→ **TASK INSTRUCTIONS**: Gather up the lines with the word "this" in them.

____ DATA ENTRIES

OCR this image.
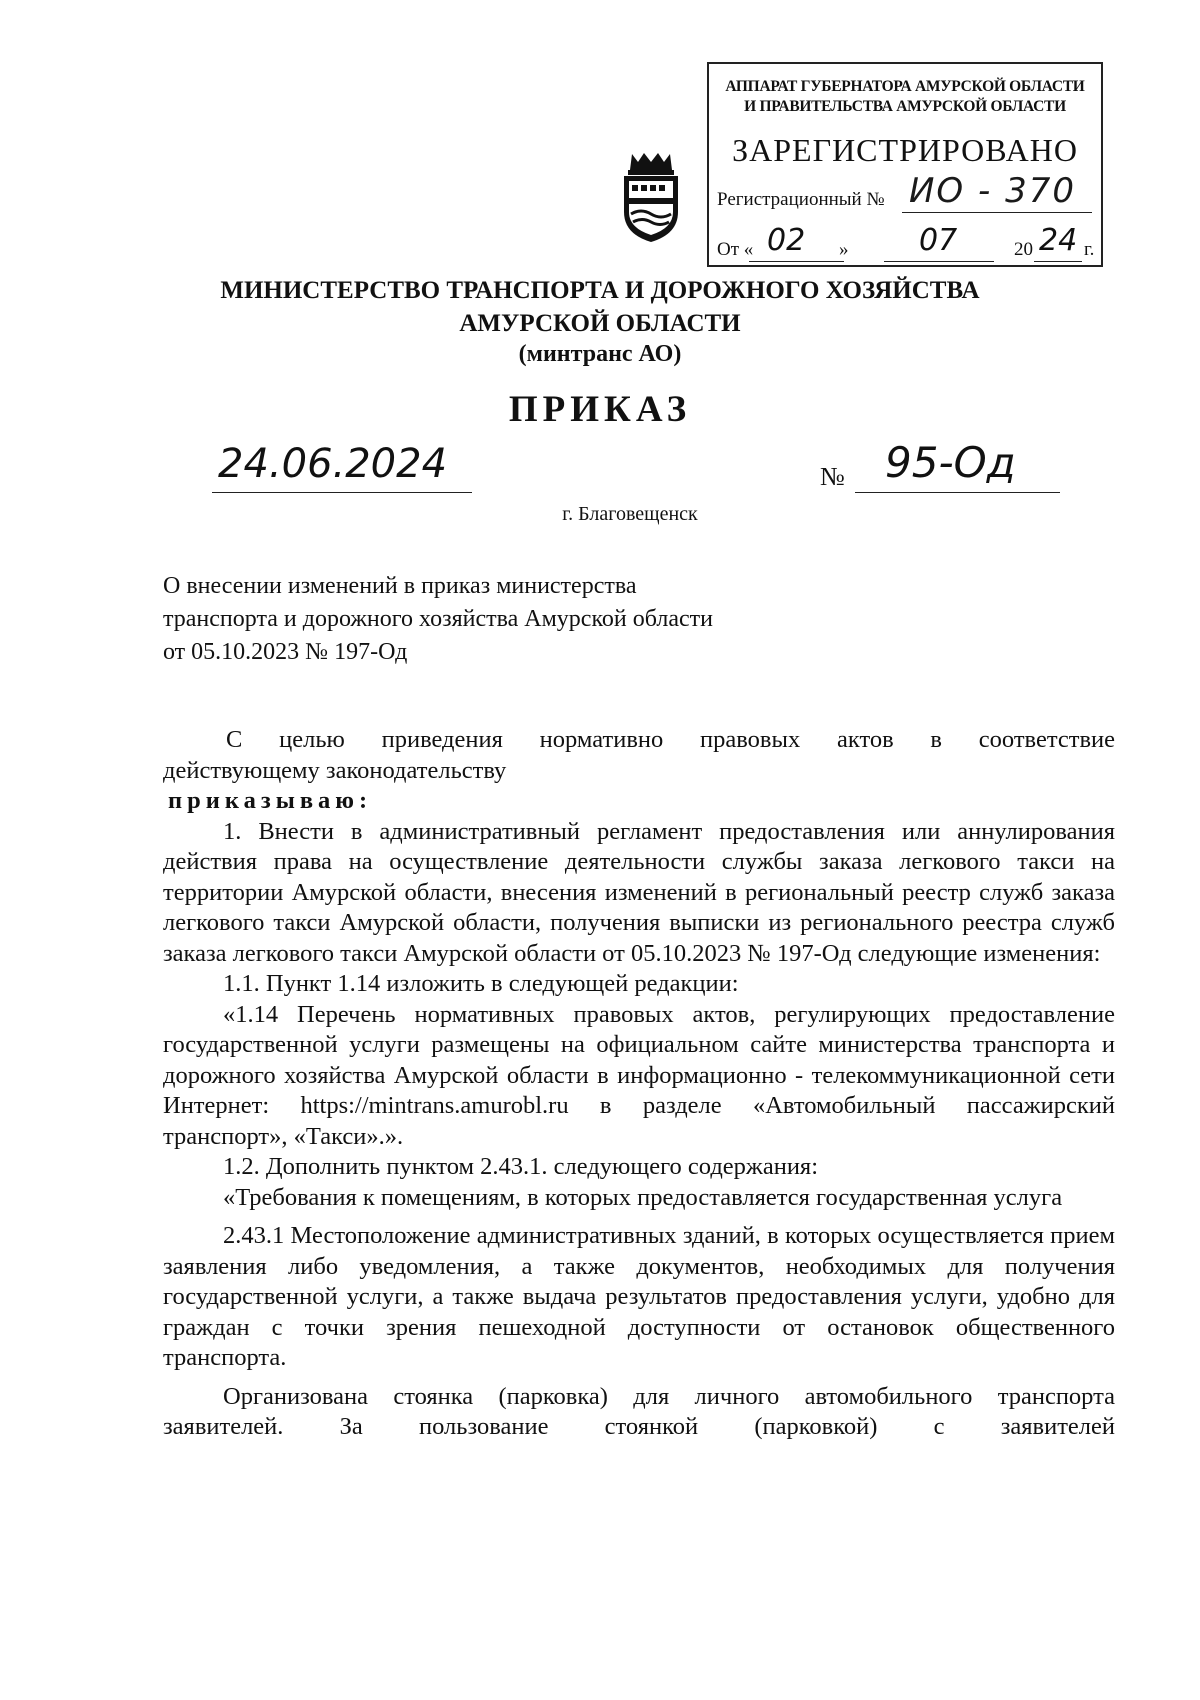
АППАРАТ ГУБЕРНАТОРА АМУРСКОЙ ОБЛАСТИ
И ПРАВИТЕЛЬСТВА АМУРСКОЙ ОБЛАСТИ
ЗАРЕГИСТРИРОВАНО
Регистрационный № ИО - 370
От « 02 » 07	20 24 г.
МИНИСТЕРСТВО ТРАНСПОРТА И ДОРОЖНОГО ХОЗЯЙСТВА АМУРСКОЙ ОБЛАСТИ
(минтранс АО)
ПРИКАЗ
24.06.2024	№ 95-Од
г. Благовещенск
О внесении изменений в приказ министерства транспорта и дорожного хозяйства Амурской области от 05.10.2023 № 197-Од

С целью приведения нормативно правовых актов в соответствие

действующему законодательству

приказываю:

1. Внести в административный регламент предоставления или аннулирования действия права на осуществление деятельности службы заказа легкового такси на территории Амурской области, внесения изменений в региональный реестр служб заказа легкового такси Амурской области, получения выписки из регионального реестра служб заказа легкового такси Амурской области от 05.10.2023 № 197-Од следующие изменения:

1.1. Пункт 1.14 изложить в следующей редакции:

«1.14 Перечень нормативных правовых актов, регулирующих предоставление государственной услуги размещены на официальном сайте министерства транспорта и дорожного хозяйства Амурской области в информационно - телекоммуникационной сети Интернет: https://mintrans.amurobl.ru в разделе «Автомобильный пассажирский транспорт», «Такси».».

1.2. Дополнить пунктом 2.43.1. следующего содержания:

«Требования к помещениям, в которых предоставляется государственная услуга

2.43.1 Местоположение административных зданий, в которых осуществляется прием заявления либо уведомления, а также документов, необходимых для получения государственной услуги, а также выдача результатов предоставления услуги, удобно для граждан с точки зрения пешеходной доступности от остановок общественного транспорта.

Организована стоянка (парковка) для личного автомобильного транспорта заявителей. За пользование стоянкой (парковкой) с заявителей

________
____ DATA ENTRIES

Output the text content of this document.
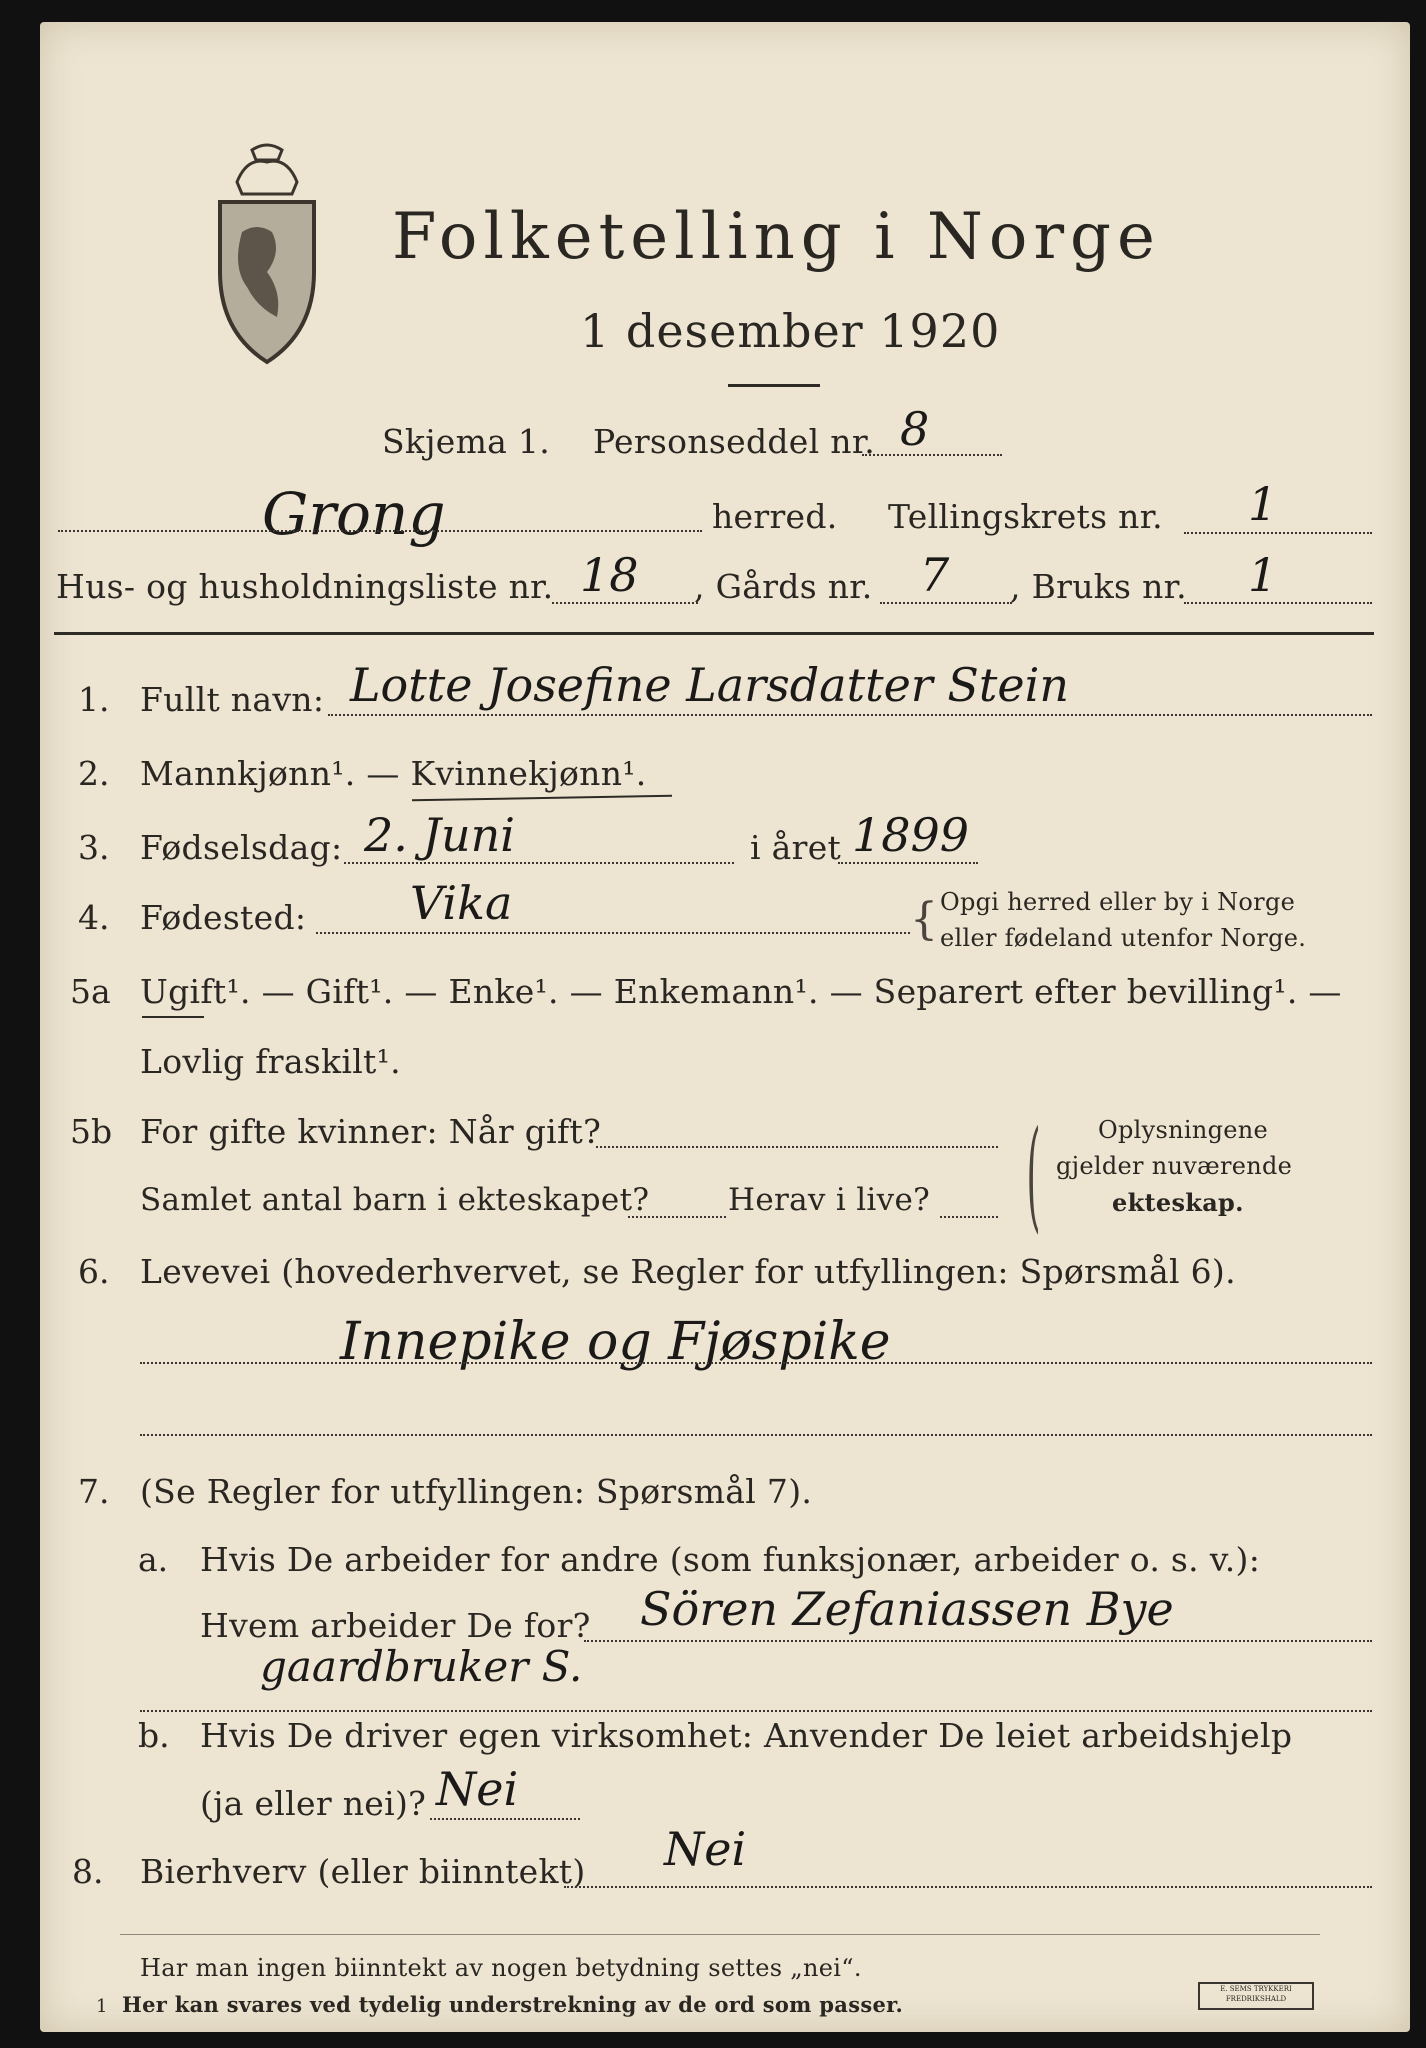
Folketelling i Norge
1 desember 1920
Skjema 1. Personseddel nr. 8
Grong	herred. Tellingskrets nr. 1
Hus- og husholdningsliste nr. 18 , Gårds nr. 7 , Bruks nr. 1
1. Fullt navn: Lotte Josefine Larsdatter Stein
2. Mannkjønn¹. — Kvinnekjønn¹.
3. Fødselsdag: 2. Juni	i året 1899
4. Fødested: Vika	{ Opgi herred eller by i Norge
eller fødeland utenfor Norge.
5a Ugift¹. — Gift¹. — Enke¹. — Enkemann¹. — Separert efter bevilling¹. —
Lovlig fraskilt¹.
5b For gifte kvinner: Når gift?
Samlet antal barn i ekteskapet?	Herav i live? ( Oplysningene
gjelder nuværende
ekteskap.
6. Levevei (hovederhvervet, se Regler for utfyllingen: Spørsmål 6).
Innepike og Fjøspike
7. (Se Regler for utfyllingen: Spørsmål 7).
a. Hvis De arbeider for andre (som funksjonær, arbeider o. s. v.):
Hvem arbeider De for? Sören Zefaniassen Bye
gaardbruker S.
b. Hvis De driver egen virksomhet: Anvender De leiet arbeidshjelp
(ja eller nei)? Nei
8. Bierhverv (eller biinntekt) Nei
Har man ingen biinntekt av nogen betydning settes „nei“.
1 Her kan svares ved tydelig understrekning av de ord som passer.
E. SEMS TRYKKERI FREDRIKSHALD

________
____ DATA ENTRIES

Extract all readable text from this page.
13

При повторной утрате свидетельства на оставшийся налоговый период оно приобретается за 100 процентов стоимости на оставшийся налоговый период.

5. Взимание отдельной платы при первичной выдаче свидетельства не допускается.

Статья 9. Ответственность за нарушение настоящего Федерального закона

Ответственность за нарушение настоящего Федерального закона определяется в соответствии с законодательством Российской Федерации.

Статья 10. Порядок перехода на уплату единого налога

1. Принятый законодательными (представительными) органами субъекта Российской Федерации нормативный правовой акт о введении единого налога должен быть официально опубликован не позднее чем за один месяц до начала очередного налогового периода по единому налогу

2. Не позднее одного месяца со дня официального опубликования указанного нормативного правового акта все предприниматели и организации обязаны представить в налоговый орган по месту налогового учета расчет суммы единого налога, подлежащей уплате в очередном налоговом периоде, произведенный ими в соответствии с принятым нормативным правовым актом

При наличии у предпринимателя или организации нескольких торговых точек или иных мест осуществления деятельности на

________

→ **THE REPLY**:
OCR this image.
Output the text content of this document.
Extract all readable text from this page.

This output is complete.